▸ **YOUR GOAL**: Type out the complete listing below word for word, without its pictures.

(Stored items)
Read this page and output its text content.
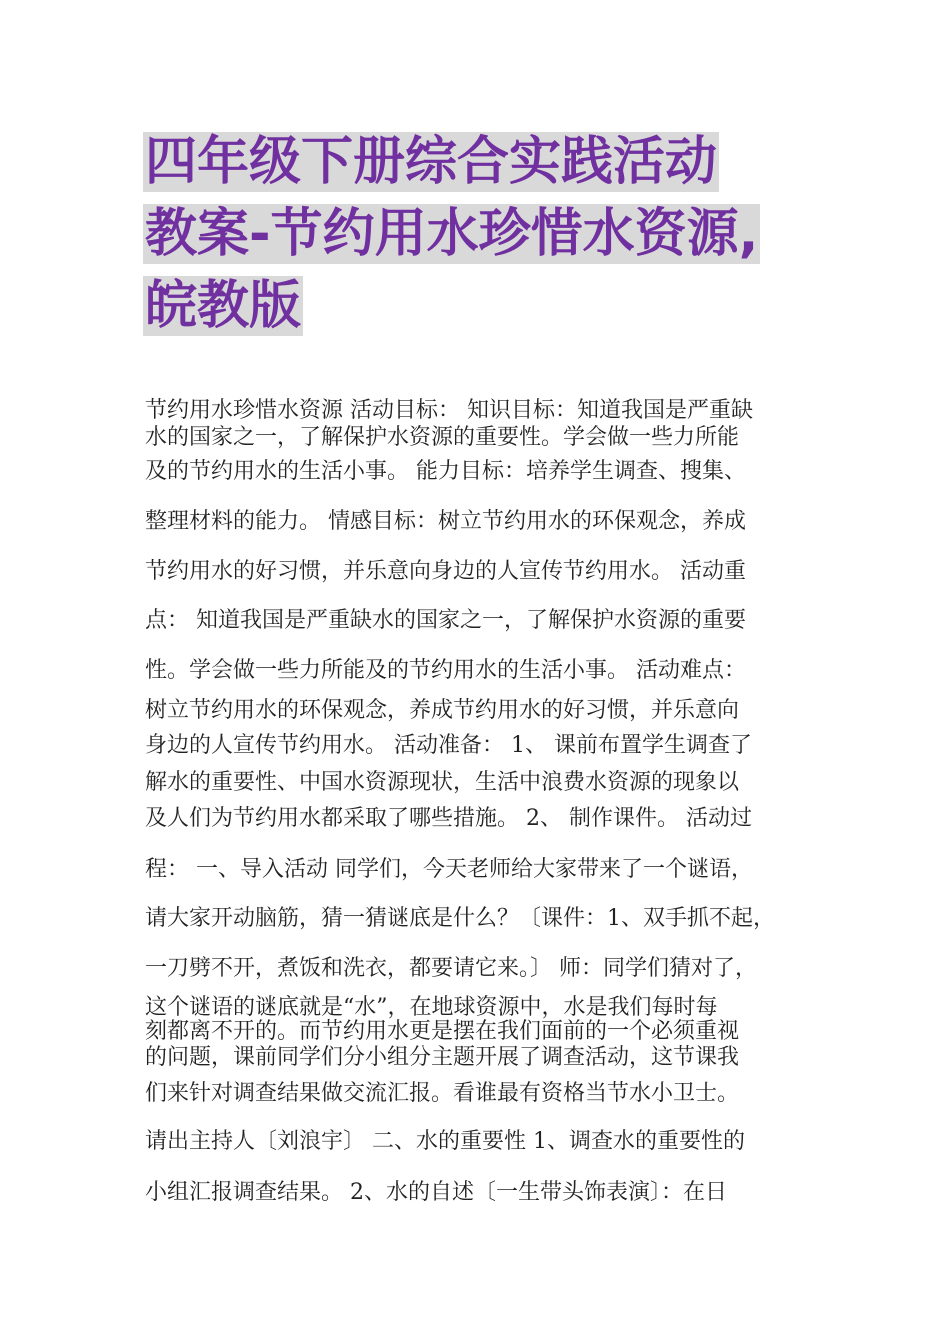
四年级下册综合实践活动
教案-节约用水珍惜水资源,
皖教版
节约用水珍惜水资源 活动目标： 知识目标：知道我国是严重缺
水的国家之一，了解保护水资源的重要性。学会做一些力所能
及的节约用水的生活小事。 能力目标：培养学生调查、搜集、
整理材料的能力。 情感目标：树立节约用水的环保观念，养成
节约用水的好习惯，并乐意向身边的人宣传节约用水。 活动重
点： 知道我国是严重缺水的国家之一，了解保护水资源的重要
性。学会做一些力所能及的节约用水的生活小事。 活动难点：
树立节约用水的环保观念，养成节约用水的好习惯，并乐意向
身边的人宣传节约用水。 活动准备： 1、 课前布置学生调查了
解水的重要性、中国水资源现状，生活中浪费水资源的现象以
及人们为节约用水都采取了哪些措施。 2、 制作课件。 活动过
程： 一、导入活动 同学们，今天老师给大家带来了一个谜语，
请大家开动脑筋，猜一猜谜底是什么？〔课件：1、双手抓不起，
一刀劈不开，煮饭和洗衣，都要请它来。〕 师：同学们猜对了，
这个谜语的谜底就是“水”，在地球资源中，水是我们每时每
刻都离不开的。而节约用水更是摆在我们面前的一个必须重视
的问题，课前同学们分小组分主题开展了调查活动，这节课我
们来针对调查结果做交流汇报。看谁最有资格当节水小卫士。
请出主持人〔刘浪宇〕 二、水的重要性 1、调查水的重要性的
小组汇报调查结果。 2、水的自述〔一生带头饰表演〕：在日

▸ **EXERCISE RESULT**:
Read this page and output its text content.
四年级下册综合实践活动
教案-节约用水珍惜水资源,
皖教版
节约用水珍惜水资源 活动目标： 知识目标：知道我国是严重缺
水的国家之一，了解保护水资源的重要性。学会做一些力所能
及的节约用水的生活小事。 能力目标：培养学生调查、搜集、
整理材料的能力。 情感目标：树立节约用水的环保观念，养成
节约用水的好习惯，并乐意向身边的人宣传节约用水。 活动重
点： 知道我国是严重缺水的国家之一，了解保护水资源的重要
性。学会做一些力所能及的节约用水的生活小事。 活动难点：
树立节约用水的环保观念，养成节约用水的好习惯，并乐意向
身边的人宣传节约用水。 活动准备： 1、 课前布置学生调查了
解水的重要性、中国水资源现状，生活中浪费水资源的现象以
及人们为节约用水都采取了哪些措施。 2、 制作课件。 活动过
程： 一、导入活动 同学们，今天老师给大家带来了一个谜语，
请大家开动脑筋，猜一猜谜底是什么？〔课件：1、双手抓不起，
一刀劈不开，煮饭和洗衣，都要请它来。〕 师：同学们猜对了，
这个谜语的谜底就是“水”，在地球资源中，水是我们每时每
刻都离不开的。而节约用水更是摆在我们面前的一个必须重视
的问题，课前同学们分小组分主题开展了调查活动，这节课我
们来针对调查结果做交流汇报。看谁最有资格当节水小卫士。
请出主持人〔刘浪宇〕 二、水的重要性 1、调查水的重要性的
小组汇报调查结果。 2、水的自述〔一生带头饰表演〕：在日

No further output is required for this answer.